* _Provided entries_:
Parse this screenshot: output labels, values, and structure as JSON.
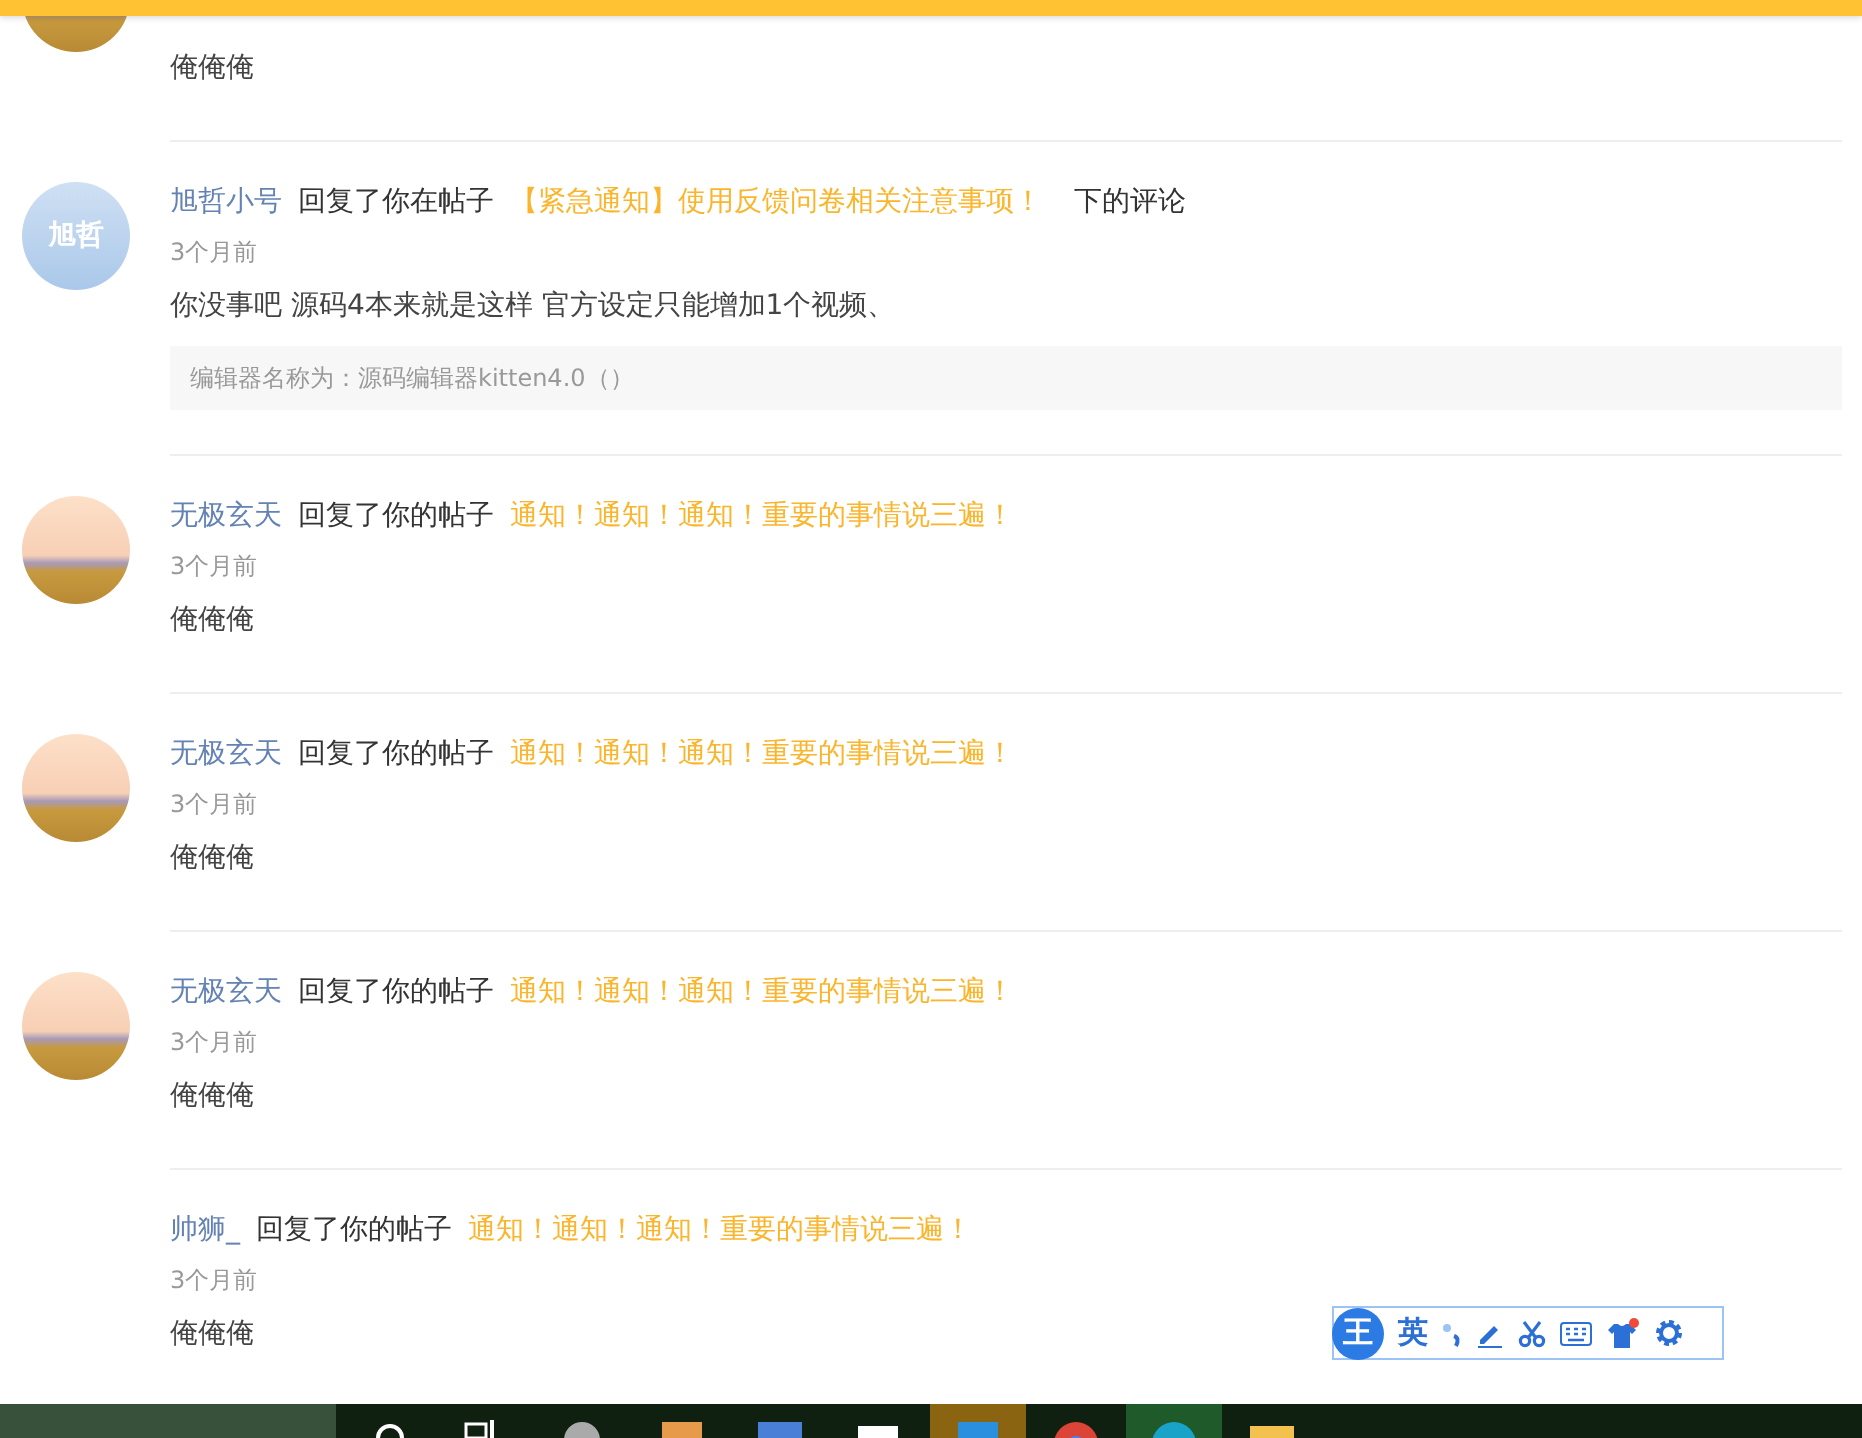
{
  "notifications": [
    {
      "avatar": {
        "kind": "cartoon"
      },
      "content": "俺俺俺"
    },
    {
      "avatar": {
        "kind": "initials",
        "text": "旭哲"
      },
      "user": "旭哲小号",
      "action": "回复了你在帖子",
      "post": "【紧急通知】使用反馈问卷相关注意事项！",
      "suffix": "下的评论",
      "time": "3个月前",
      "content": "你没事吧 源码4本来就是这样 官方设定只能增加1个视频、",
      "quote": "编辑器名称为：源码编辑器kitten4.0（）"
    },
    {
      "avatar": {
        "kind": "cartoon"
      },
      "user": "无极玄天",
      "action": "回复了你的帖子",
      "post": "通知！通知！通知！重要的事情说三遍！",
      "time": "3个月前",
      "content": "俺俺俺"
    },
    {
      "avatar": {
        "kind": "cartoon"
      },
      "user": "无极玄天",
      "action": "回复了你的帖子",
      "post": "通知！通知！通知！重要的事情说三遍！",
      "time": "3个月前",
      "content": "俺俺俺"
    },
    {
      "avatar": {
        "kind": "cartoon"
      },
      "user": "无极玄天",
      "action": "回复了你的帖子",
      "post": "通知！通知！通知！重要的事情说三遍！",
      "time": "3个月前",
      "content": "俺俺俺"
    },
    {
      "avatar": {
        "kind": "none"
      },
      "user": "帅狮_",
      "action": "回复了你的帖子",
      "post": "通知！通知！通知！重要的事情说三遍！",
      "time": "3个月前",
      "content": "俺俺俺"
    }
  ],
  "ime_toolbar": {
    "logo": "王",
    "mode": "英"
  }
}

* _Description of the task_:
Retype all of the entries exactly as written, leaving out any images.

* _Result for this task_:
Parse this screenshot: output labels, values, and structure as JSON.
{
  "notifications": [
    {
      "avatar": {
        "kind": "cartoon"
      },
      "content": "俺俺俺"
    },
    {
      "avatar": {
        "kind": "initials",
        "text": "旭哲"
      },
      "user": "旭哲小号",
      "action": "回复了你在帖子",
      "post": "【紧急通知】使用反馈问卷相关注意事项！",
      "suffix": "下的评论",
      "time": "3个月前",
      "content": "你没事吧 源码4本来就是这样 官方设定只能增加1个视频、",
      "quote": "编辑器名称为：源码编辑器kitten4.0（）"
    },
    {
      "avatar": {
        "kind": "cartoon"
      },
      "user": "无极玄天",
      "action": "回复了你的帖子",
      "post": "通知！通知！通知！重要的事情说三遍！",
      "time": "3个月前",
      "content": "俺俺俺"
    },
    {
      "avatar": {
        "kind": "cartoon"
      },
      "user": "无极玄天",
      "action": "回复了你的帖子",
      "post": "通知！通知！通知！重要的事情说三遍！",
      "time": "3个月前",
      "content": "俺俺俺"
    },
    {
      "avatar": {
        "kind": "cartoon"
      },
      "user": "无极玄天",
      "action": "回复了你的帖子",
      "post": "通知！通知！通知！重要的事情说三遍！",
      "time": "3个月前",
      "content": "俺俺俺"
    },
    {
      "avatar": {
        "kind": "none"
      },
      "user": "帅狮_",
      "action": "回复了你的帖子",
      "post": "通知！通知！通知！重要的事情说三遍！",
      "time": "3个月前",
      "content": "俺俺俺"
    }
  ],
  "ime_toolbar": {
    "logo": "王",
    "mode": "英"
  }
}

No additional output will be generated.